> [Task material]:
########

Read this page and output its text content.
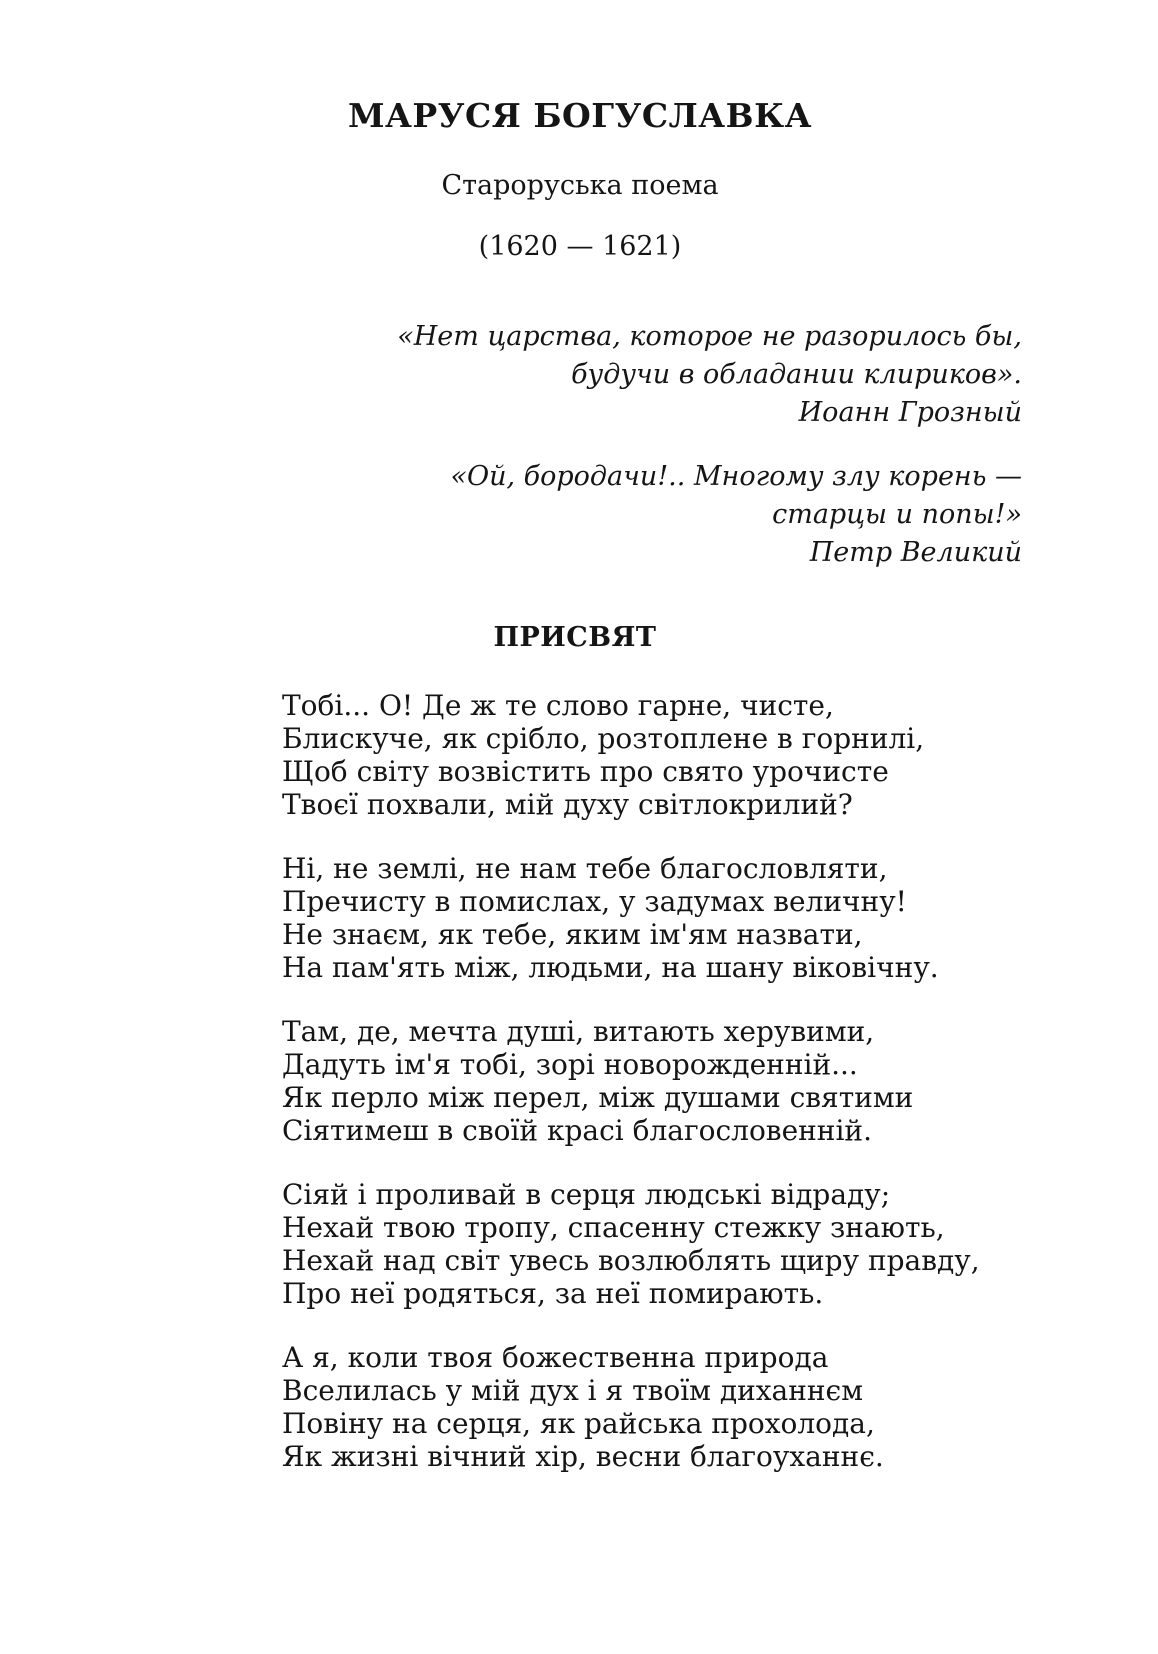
МАРУСЯ БОГУСЛАВКА
Староруська поема
(1620 — 1621)
«Нет царства, которое не разорилось бы,
будучи в обладании клириков».
Иоанн Грозный
«Ой, бородачи!.. Многому злу корень —
старцы и попы!»
Петр Великий
ПРИСВЯТ
Тобі... О! Де ж те слово гарне, чисте,
Блискуче, як срібло, розтоплене в горнилі,
Щоб світу возвістить про свято урочисте
Твоєї похвали, мій духу світлокрилий?
Ні, не землі, не нам тебе благословляти,
Пречисту в помислах, у задумах величну!
Не знаєм, як тебе, яким ім'ям назвати,
На пам'ять між, людьми, на шану віковічну.
Там, де, мечта душі, витають херувими,
Дадуть ім'я тобі, зорі новорожденній...
Як перло між перел, між душами святими
Сіятимеш в своїй красі благословенній.
Сіяй і проливай в серця людські відраду;
Нехай твою тропу, спасенну стежку знають,
Нехай над світ увесь возлюблять щиру правду,
Про неї родяться, за неї помирають.
А я, коли твоя божественна природа
Вселилась у мій дух і я твоїм диханнєм
Повіну на серця, як райська прохолода,
Як жизні вічний хір, весни благоуханнє.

########

Identify each line of the material where the word "тебе" shows up, and copy it.

> [Reply to the exercise]:
Ні, не землі, не нам тебе благословляти,
Не знаєм, як тебе, яким ім'ям назвати,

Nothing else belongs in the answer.